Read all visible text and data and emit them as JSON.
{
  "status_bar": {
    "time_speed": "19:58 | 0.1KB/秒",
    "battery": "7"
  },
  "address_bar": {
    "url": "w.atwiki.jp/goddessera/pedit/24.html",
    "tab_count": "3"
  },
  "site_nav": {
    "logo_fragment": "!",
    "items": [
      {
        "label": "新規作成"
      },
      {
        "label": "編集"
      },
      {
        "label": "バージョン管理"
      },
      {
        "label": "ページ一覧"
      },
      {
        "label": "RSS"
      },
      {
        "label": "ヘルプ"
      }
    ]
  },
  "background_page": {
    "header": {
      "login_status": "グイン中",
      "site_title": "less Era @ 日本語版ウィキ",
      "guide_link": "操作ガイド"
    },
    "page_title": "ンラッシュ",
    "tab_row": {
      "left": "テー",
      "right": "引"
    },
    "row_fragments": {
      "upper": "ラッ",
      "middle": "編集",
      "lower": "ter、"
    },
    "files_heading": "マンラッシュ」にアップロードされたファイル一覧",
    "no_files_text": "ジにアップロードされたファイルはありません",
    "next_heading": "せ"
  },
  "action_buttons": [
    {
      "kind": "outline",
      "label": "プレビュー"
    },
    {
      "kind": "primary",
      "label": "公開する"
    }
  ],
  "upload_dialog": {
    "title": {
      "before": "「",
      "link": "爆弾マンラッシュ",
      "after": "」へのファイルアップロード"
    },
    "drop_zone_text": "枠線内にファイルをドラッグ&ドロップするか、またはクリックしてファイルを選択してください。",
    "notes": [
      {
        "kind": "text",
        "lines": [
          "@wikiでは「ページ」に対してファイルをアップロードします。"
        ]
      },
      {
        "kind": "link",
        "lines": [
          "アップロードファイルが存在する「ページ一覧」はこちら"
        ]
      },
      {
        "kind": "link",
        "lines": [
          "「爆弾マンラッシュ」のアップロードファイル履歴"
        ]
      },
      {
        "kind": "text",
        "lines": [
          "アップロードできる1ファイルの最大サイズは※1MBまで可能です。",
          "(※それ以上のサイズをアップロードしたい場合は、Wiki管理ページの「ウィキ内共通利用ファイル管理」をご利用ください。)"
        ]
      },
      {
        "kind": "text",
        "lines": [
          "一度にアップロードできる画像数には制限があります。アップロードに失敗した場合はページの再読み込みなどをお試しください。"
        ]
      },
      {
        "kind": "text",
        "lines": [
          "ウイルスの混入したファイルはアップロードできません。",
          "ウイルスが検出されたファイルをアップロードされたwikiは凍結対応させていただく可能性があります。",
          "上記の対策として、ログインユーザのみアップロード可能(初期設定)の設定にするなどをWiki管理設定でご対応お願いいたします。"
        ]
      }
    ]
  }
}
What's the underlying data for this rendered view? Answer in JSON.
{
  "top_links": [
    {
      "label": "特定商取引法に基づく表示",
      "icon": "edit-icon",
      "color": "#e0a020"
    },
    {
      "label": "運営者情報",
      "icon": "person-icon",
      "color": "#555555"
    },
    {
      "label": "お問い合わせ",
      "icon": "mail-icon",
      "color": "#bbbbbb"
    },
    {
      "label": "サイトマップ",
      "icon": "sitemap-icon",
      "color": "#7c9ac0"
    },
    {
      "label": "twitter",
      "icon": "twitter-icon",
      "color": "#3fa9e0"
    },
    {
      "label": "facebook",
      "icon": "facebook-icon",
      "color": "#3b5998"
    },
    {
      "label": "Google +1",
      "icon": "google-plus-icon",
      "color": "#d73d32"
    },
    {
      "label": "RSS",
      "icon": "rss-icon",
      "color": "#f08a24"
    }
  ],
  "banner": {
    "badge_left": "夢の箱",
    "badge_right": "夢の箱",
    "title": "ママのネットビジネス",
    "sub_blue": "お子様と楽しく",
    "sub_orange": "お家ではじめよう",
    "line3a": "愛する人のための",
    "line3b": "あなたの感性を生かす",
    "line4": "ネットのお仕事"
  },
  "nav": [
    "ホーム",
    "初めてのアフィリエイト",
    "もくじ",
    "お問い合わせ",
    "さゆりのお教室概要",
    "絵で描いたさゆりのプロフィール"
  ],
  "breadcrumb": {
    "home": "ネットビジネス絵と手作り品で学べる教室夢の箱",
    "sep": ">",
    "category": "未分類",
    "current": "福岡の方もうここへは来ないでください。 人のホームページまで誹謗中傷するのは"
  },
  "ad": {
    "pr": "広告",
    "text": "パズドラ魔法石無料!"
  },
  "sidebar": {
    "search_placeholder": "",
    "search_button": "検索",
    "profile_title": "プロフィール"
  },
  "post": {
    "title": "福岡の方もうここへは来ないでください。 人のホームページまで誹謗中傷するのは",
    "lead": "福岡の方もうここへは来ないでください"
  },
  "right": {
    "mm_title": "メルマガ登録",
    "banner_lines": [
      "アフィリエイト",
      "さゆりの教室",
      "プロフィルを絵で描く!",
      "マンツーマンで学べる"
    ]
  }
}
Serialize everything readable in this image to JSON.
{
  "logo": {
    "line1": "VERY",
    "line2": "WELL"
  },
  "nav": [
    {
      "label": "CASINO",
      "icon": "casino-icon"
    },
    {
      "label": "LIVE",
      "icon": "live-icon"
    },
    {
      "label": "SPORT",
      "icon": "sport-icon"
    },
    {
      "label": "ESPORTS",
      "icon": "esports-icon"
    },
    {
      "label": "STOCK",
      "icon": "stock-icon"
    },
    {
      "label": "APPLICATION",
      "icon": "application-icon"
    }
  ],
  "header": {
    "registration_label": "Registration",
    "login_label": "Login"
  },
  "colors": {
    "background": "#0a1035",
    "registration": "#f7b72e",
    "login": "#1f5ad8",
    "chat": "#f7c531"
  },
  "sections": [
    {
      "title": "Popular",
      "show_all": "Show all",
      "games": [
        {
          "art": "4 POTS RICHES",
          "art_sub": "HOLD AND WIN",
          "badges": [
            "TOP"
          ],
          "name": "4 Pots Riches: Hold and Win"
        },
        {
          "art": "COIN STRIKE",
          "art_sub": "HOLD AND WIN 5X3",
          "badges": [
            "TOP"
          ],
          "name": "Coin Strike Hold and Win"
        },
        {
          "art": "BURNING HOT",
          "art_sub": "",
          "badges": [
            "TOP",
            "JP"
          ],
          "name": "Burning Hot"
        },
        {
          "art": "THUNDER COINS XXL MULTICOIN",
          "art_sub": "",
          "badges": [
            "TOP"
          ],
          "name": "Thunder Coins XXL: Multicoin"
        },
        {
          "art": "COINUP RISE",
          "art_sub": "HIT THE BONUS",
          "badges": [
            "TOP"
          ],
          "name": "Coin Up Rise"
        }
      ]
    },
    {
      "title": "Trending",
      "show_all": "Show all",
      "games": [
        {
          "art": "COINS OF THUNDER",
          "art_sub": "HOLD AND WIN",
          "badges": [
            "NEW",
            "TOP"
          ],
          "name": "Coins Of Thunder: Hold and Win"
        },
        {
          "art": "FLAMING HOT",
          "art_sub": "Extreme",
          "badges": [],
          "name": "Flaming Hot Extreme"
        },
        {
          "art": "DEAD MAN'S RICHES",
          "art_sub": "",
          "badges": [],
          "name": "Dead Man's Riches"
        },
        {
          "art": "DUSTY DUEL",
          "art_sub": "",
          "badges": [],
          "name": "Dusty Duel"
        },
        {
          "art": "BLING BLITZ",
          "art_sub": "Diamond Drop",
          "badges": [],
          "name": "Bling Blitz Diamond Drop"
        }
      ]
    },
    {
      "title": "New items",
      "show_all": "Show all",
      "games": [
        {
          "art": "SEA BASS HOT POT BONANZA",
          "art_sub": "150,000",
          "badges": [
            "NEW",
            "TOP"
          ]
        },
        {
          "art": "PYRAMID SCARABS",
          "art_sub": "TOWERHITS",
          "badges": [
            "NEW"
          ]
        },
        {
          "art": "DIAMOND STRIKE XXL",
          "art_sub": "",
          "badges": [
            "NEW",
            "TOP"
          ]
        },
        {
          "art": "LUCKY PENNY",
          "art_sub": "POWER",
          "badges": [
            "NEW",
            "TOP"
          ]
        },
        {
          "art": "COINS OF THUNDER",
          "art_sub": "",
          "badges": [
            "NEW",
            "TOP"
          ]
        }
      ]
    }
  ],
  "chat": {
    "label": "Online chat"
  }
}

◇ ◇ ◇ ◇

- [What to do]: Check each line of the records for "data" and copy the ones that contain it.

- [Task result]:
Read all visible text and data and emit them as JSON.
What's the underlying data for this rendered view? Answer in JSON.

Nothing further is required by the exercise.